## BEGIN

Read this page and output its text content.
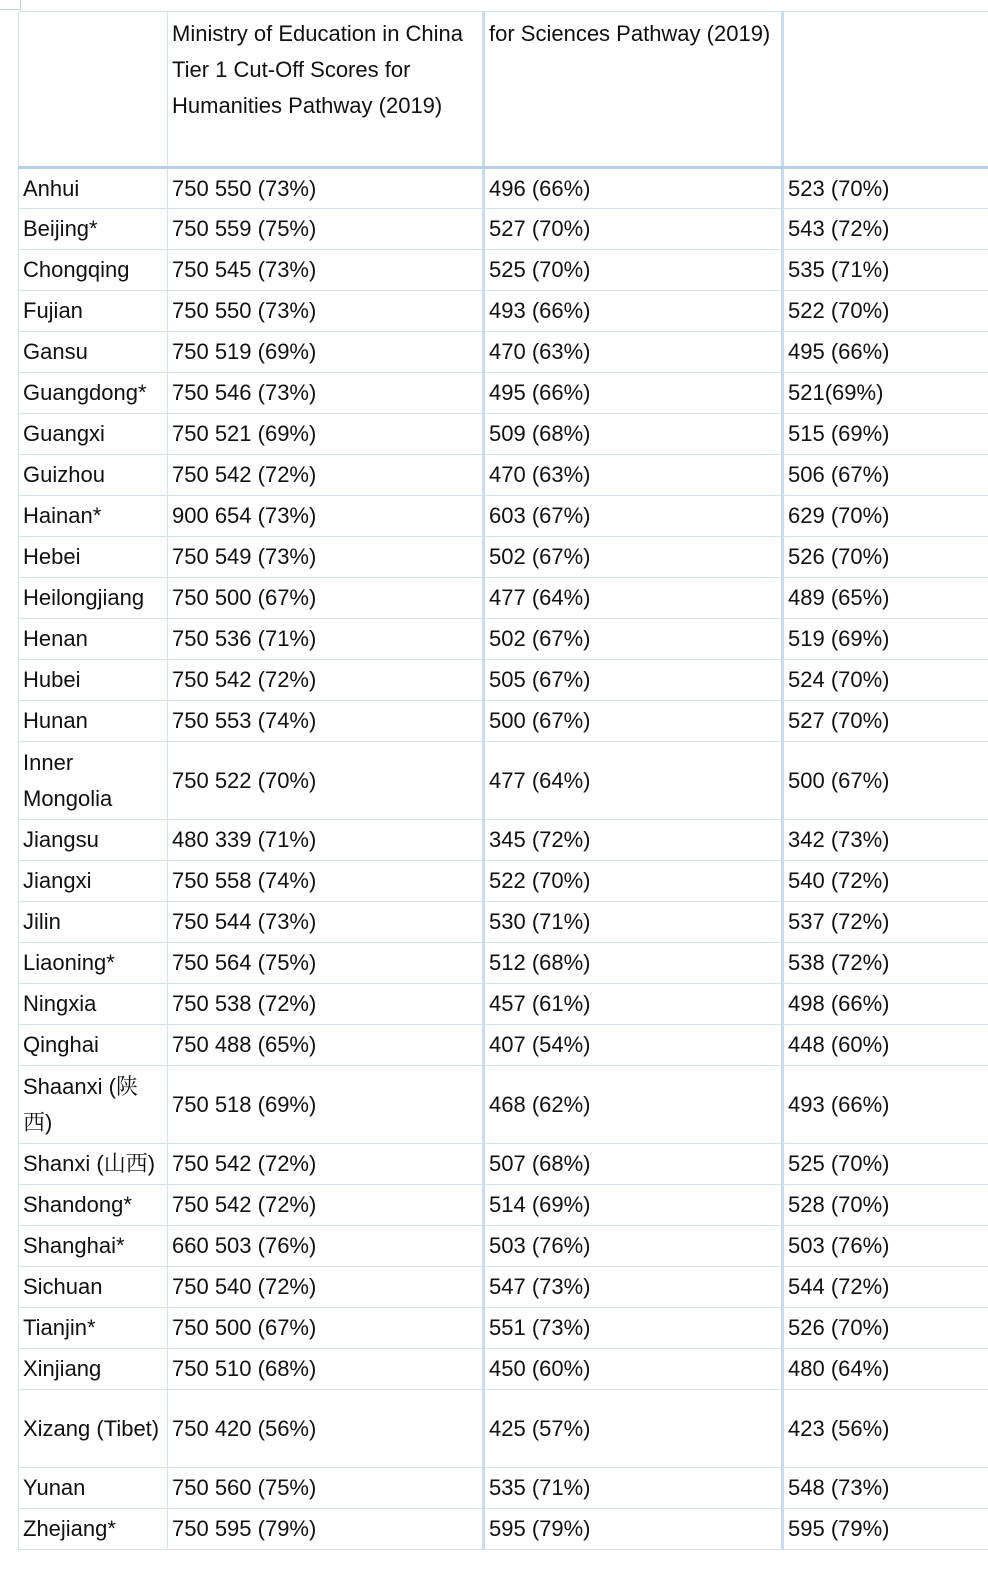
	Ministry of Education in China Tier 1 Cut-Off Scores for Humanities Pathway (2019)	for Sciences Pathway (2019)	
Anhui	750 550 (73%)	496 (66%)	523 (70%)
Beijing*	750 559 (75%)	527 (70%)	543 (72%)
Chongqing	750 545 (73%)	525 (70%)	535 (71%)
Fujian	750 550 (73%)	493 (66%)	522 (70%)
Gansu	750 519 (69%)	470 (63%)	495 (66%)
Guangdong*	750 546 (73%)	495 (66%)	521(69%)
Guangxi	750 521 (69%)	509 (68%)	515 (69%)
Guizhou	750 542 (72%)	470 (63%)	506 (67%)
Hainan*	900 654 (73%)	603 (67%)	629 (70%)
Hebei	750 549 (73%)	502 (67%)	526 (70%)
Heilongjiang	750 500 (67%)	477 (64%)	489 (65%)
Henan	750 536 (71%)	502 (67%)	519 (69%)
Hubei	750 542 (72%)	505 (67%)	524 (70%)
Hunan	750 553 (74%)	500 (67%)	527 (70%)
Inner Mongolia	750 522 (70%)	477 (64%)	500 (67%)
Jiangsu	480 339 (71%)	345 (72%)	342 (73%)
Jiangxi	750 558 (74%)	522 (70%)	540 (72%)
Jilin	750 544 (73%)	530 (71%)	537 (72%)
Liaoning*	750 564 (75%)	512 (68%)	538 (72%)
Ningxia	750 538 (72%)	457 (61%)	498 (66%)
Qinghai	750 488 (65%)	407 (54%)	448 (60%)
Shaanxi (陕西)	750 518 (69%)	468 (62%)	493 (66%)
Shanxi (山西)	750 542 (72%)	507 (68%)	525 (70%)
Shandong*	750 542 (72%)	514 (69%)	528 (70%)
Shanghai*	660 503 (76%)	503 (76%)	503 (76%)
Sichuan	750 540 (72%)	547 (73%)	544 (72%)
Tianjin*	750 500 (67%)	551 (73%)	526 (70%)
Xinjiang	750 510 (68%)	450 (60%)	480 (64%)
Xizang (Tibet)	750 420 (56%)	425 (57%)	423 (56%)
Yunan	750 560 (75%)	535 (71%)	548 (73%)
Zhejiang*	750 595 (79%)	595 (79%)	595 (79%)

## END

• TASK:
Without including the pictures, reproduce all entries exactly.

• EXERCISE ANSWER:
Read this page and output its text content.
	Ministry of Education in China Tier 1 Cut-Off Scores for Humanities Pathway (2019)	for Sciences Pathway (2019)	
Anhui	750 550 (73%)	496 (66%)	523 (70%)
Beijing*	750 559 (75%)	527 (70%)	543 (72%)
Chongqing	750 545 (73%)	525 (70%)	535 (71%)
Fujian	750 550 (73%)	493 (66%)	522 (70%)
Gansu	750 519 (69%)	470 (63%)	495 (66%)
Guangdong*	750 546 (73%)	495 (66%)	521(69%)
Guangxi	750 521 (69%)	509 (68%)	515 (69%)
Guizhou	750 542 (72%)	470 (63%)	506 (67%)
Hainan*	900 654 (73%)	603 (67%)	629 (70%)
Hebei	750 549 (73%)	502 (67%)	526 (70%)
Heilongjiang	750 500 (67%)	477 (64%)	489 (65%)
Henan	750 536 (71%)	502 (67%)	519 (69%)
Hubei	750 542 (72%)	505 (67%)	524 (70%)
Hunan	750 553 (74%)	500 (67%)	527 (70%)
Inner Mongolia	750 522 (70%)	477 (64%)	500 (67%)
Jiangsu	480 339 (71%)	345 (72%)	342 (73%)
Jiangxi	750 558 (74%)	522 (70%)	540 (72%)
Jilin	750 544 (73%)	530 (71%)	537 (72%)
Liaoning*	750 564 (75%)	512 (68%)	538 (72%)
Ningxia	750 538 (72%)	457 (61%)	498 (66%)
Qinghai	750 488 (65%)	407 (54%)	448 (60%)
Shaanxi (陕西)	750 518 (69%)	468 (62%)	493 (66%)
Shanxi (山西)	750 542 (72%)	507 (68%)	525 (70%)
Shandong*	750 542 (72%)	514 (69%)	528 (70%)
Shanghai*	660 503 (76%)	503 (76%)	503 (76%)
Sichuan	750 540 (72%)	547 (73%)	544 (72%)
Tianjin*	750 500 (67%)	551 (73%)	526 (70%)
Xinjiang	750 510 (68%)	450 (60%)	480 (64%)
Xizang (Tibet)	750 420 (56%)	425 (57%)	423 (56%)
Yunan	750 560 (75%)	535 (71%)	548 (73%)
Zhejiang*	750 595 (79%)	595 (79%)	595 (79%)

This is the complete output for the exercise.